- PROBLEM REQUIREMENTS
Write out each record below exactly as it appears, with no pictures.

- Data entries for graphics

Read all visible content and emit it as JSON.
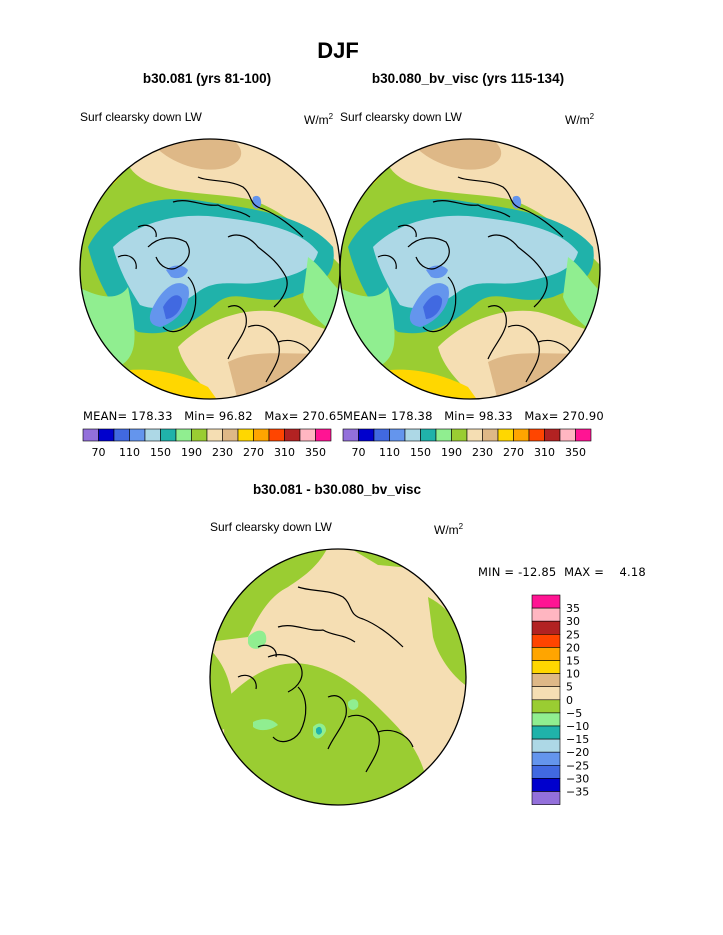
{
  "page": {
    "title": "DJF",
    "diff_title": "b30.081 - b30.080_bv_visc"
  },
  "panels": [
    {
      "case_title": "b30.081 (yrs 81-100)",
      "variable": "Surf clearsky down LW",
      "units_base": "W/m",
      "units_exp": "2",
      "mean_label": "MEAN=",
      "mean": "178.33",
      "min_label": "Min=",
      "min": "96.82",
      "max_label": "Max=",
      "max": "270.65"
    },
    {
      "case_title": "b30.080_bv_visc (yrs 115-134)",
      "variable": "Surf clearsky down LW",
      "units_base": "W/m",
      "units_exp": "2",
      "mean_label": "MEAN=",
      "mean": "178.38",
      "min_label": "Min=",
      "min": "98.33",
      "max_label": "Max=",
      "max": "270.90"
    }
  ],
  "field_colorbar": {
    "colors": [
      "#9370db",
      "#0000cd",
      "#4169e1",
      "#6495ed",
      "#add8e6",
      "#20b2aa",
      "#90ee90",
      "#9acd32",
      "#f5deb3",
      "#deb887",
      "#ffd700",
      "#ffa500",
      "#ff4500",
      "#b22222",
      "#ffb6c1",
      "#ff1493"
    ],
    "tick_labels": [
      "70",
      "110",
      "150",
      "190",
      "230",
      "270",
      "310",
      "350"
    ]
  },
  "diff_panel": {
    "variable": "Surf clearsky down LW",
    "units_base": "W/m",
    "units_exp": "2",
    "min_label": "MIN =",
    "min": "-12.85",
    "max_label": "MAX =",
    "max": "4.18",
    "colorbar": {
      "colors_top_to_bottom": [
        "#ff1493",
        "#ffb6c1",
        "#b22222",
        "#ff4500",
        "#ffa500",
        "#ffd700",
        "#deb887",
        "#f5deb3",
        "#9acd32",
        "#90ee90",
        "#20b2aa",
        "#add8e6",
        "#6495ed",
        "#4169e1",
        "#0000cd",
        "#9370db"
      ],
      "tick_labels": [
        "35",
        "30",
        "25",
        "20",
        "15",
        "10",
        "5",
        "0",
        "−5",
        "−10",
        "−15",
        "−20",
        "−25",
        "−30",
        "−35"
      ]
    }
  },
  "map_colors": {
    "tan": "#f5deb3",
    "tan_dark": "#deb887",
    "yellow": "#ffd700",
    "green_dark": "#9acd32",
    "green_light": "#90ee90",
    "teal": "#20b2aa",
    "light_blue": "#add8e6",
    "cornflower": "#6495ed",
    "royal_blue": "#4169e1"
  }
}
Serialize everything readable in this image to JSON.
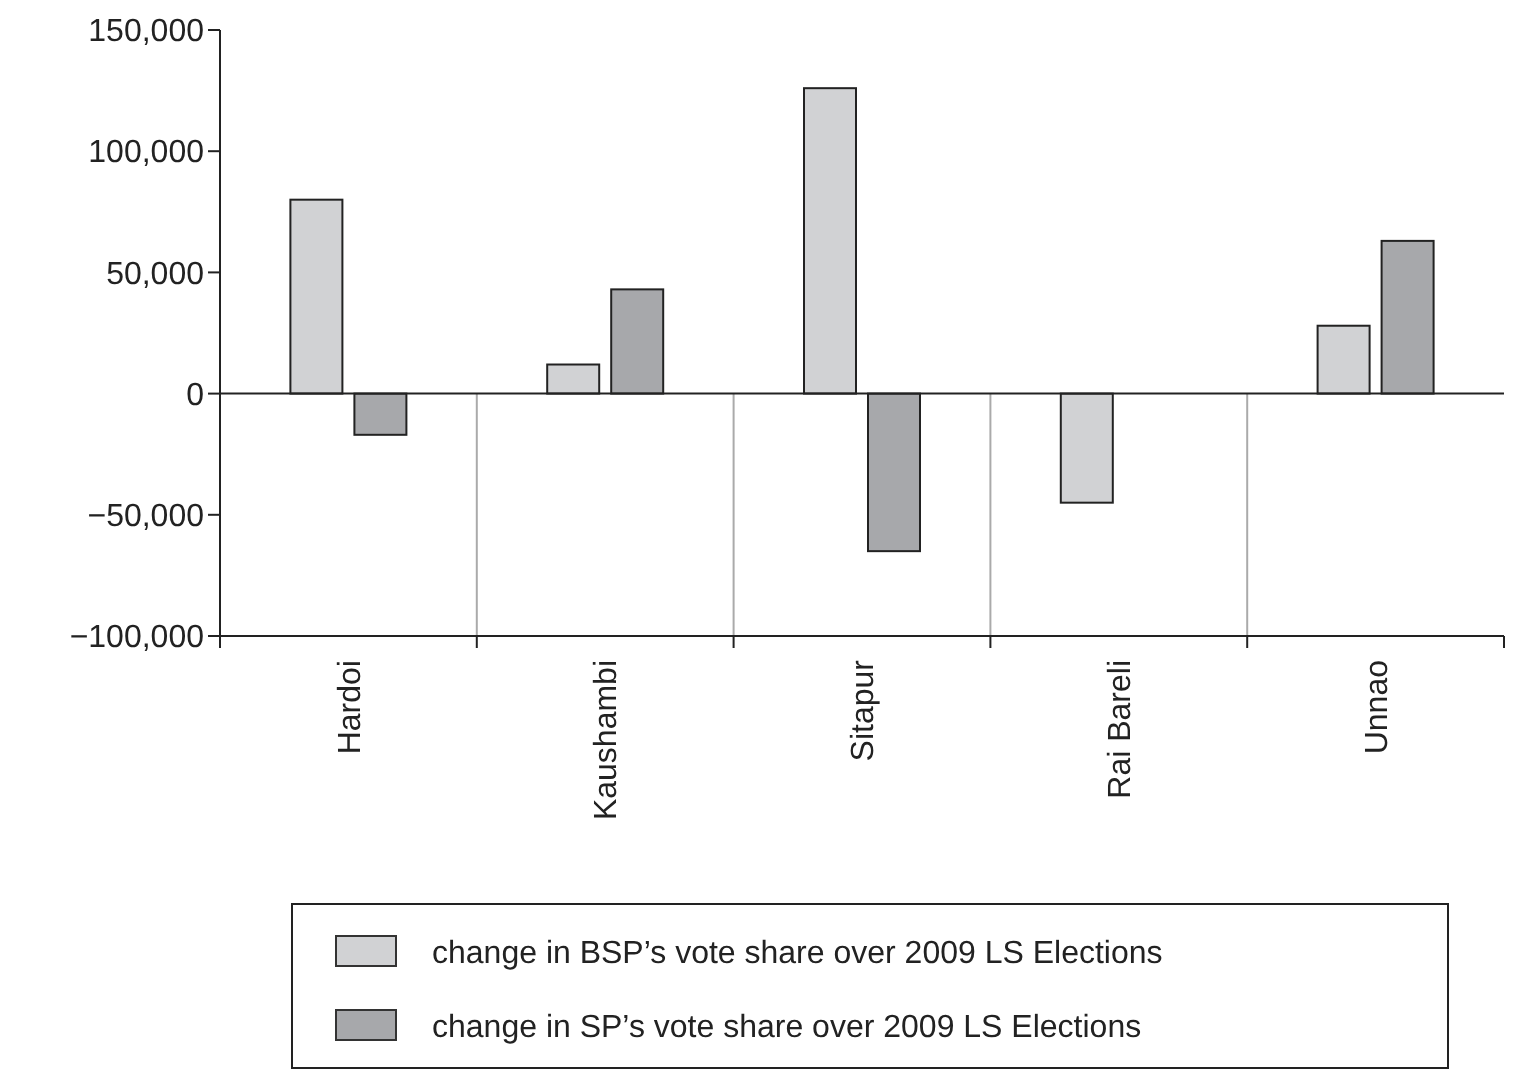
{
  "chart_data": {
    "type": "bar",
    "categories": [
      "Hardoi",
      "Kaushambi",
      "Sitapur",
      "Rai Bareli",
      "Unnao"
    ],
    "series": [
      {
        "name": "change in BSP’s vote share over 2009 LS Elections",
        "color": "#d1d2d4",
        "values": [
          80000,
          12000,
          126000,
          -45000,
          28000
        ]
      },
      {
        "name": "change in SP’s vote share over 2009 LS Elections",
        "color": "#a7a8ab",
        "values": [
          -17000,
          43000,
          -65000,
          null,
          63000
        ]
      }
    ],
    "ylim": [
      -100000,
      150000
    ],
    "yticks": [
      {
        "value": -100000,
        "label": "−100,000"
      },
      {
        "value": -50000,
        "label": "−50,000"
      },
      0,
      {
        "value": 50000,
        "label": "50,000"
      },
      {
        "value": 100000,
        "label": "100,000"
      },
      {
        "value": 150000,
        "label": "150,000"
      }
    ],
    "legend": "bottom"
  }
}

- EXERCISE OUTPUT
Read all visible content and emit it as JSON.
{
  "page": {
    "title": "DJF",
    "diff_title": "b30.081 - b30.080_bv_visc"
  },
  "panels": [
    {
      "case_title": "b30.081 (yrs 81-100)",
      "variable": "Surf clearsky down LW",
      "units_base": "W/m",
      "units_exp": "2",
      "mean_label": "MEAN=",
      "mean": "178.33",
      "min_label": "Min=",
      "min": "96.82",
      "max_label": "Max=",
      "max": "270.65"
    },
    {
      "case_title": "b30.080_bv_visc (yrs 115-134)",
      "variable": "Surf clearsky down LW",
      "units_base": "W/m",
      "units_exp": "2",
      "mean_label": "MEAN=",
      "mean": "178.38",
      "min_label": "Min=",
      "min": "98.33",
      "max_label": "Max=",
      "max": "270.90"
    }
  ],
  "field_colorbar": {
    "colors": [
      "#9370db",
      "#0000cd",
      "#4169e1",
      "#6495ed",
      "#add8e6",
      "#20b2aa",
      "#90ee90",
      "#9acd32",
      "#f5deb3",
      "#deb887",
      "#ffd700",
      "#ffa500",
      "#ff4500",
      "#b22222",
      "#ffb6c1",
      "#ff1493"
    ],
    "tick_labels": [
      "70",
      "110",
      "150",
      "190",
      "230",
      "270",
      "310",
      "350"
    ]
  },
  "diff_panel": {
    "variable": "Surf clearsky down LW",
    "units_base": "W/m",
    "units_exp": "2",
    "min_label": "MIN =",
    "min": "-12.85",
    "max_label": "MAX =",
    "max": "4.18",
    "colorbar": {
      "colors_top_to_bottom": [
        "#ff1493",
        "#ffb6c1",
        "#b22222",
        "#ff4500",
        "#ffa500",
        "#ffd700",
        "#deb887",
        "#f5deb3",
        "#9acd32",
        "#90ee90",
        "#20b2aa",
        "#add8e6",
        "#6495ed",
        "#4169e1",
        "#0000cd",
        "#9370db"
      ],
      "tick_labels": [
        "35",
        "30",
        "25",
        "20",
        "15",
        "10",
        "5",
        "0",
        "−5",
        "−10",
        "−15",
        "−20",
        "−25",
        "−30",
        "−35"
      ]
    }
  },
  "map_colors": {
    "tan": "#f5deb3",
    "tan_dark": "#deb887",
    "yellow": "#ffd700",
    "green_dark": "#9acd32",
    "green_light": "#90ee90",
    "teal": "#20b2aa",
    "light_blue": "#add8e6",
    "cornflower": "#6495ed",
    "royal_blue": "#4169e1"
  }
}
Serialize everything readable in this image to JSON.
{
  "chart_data": {
    "type": "bar",
    "categories": [
      "Hardoi",
      "Kaushambi",
      "Sitapur",
      "Rai Bareli",
      "Unnao"
    ],
    "series": [
      {
        "name": "change in BSP’s vote share over 2009 LS Elections",
        "color": "#d1d2d4",
        "values": [
          80000,
          12000,
          126000,
          -45000,
          28000
        ]
      },
      {
        "name": "change in SP’s vote share over 2009 LS Elections",
        "color": "#a7a8ab",
        "values": [
          -17000,
          43000,
          -65000,
          null,
          63000
        ]
      }
    ],
    "ylim": [
      -100000,
      150000
    ],
    "yticks": [
      {
        "value": -100000,
        "label": "−100,000"
      },
      {
        "value": -50000,
        "label": "−50,000"
      },
      0,
      {
        "value": 50000,
        "label": "50,000"
      },
      {
        "value": 100000,
        "label": "100,000"
      },
      {
        "value": 150000,
        "label": "150,000"
      }
    ],
    "legend": "bottom"
  }
}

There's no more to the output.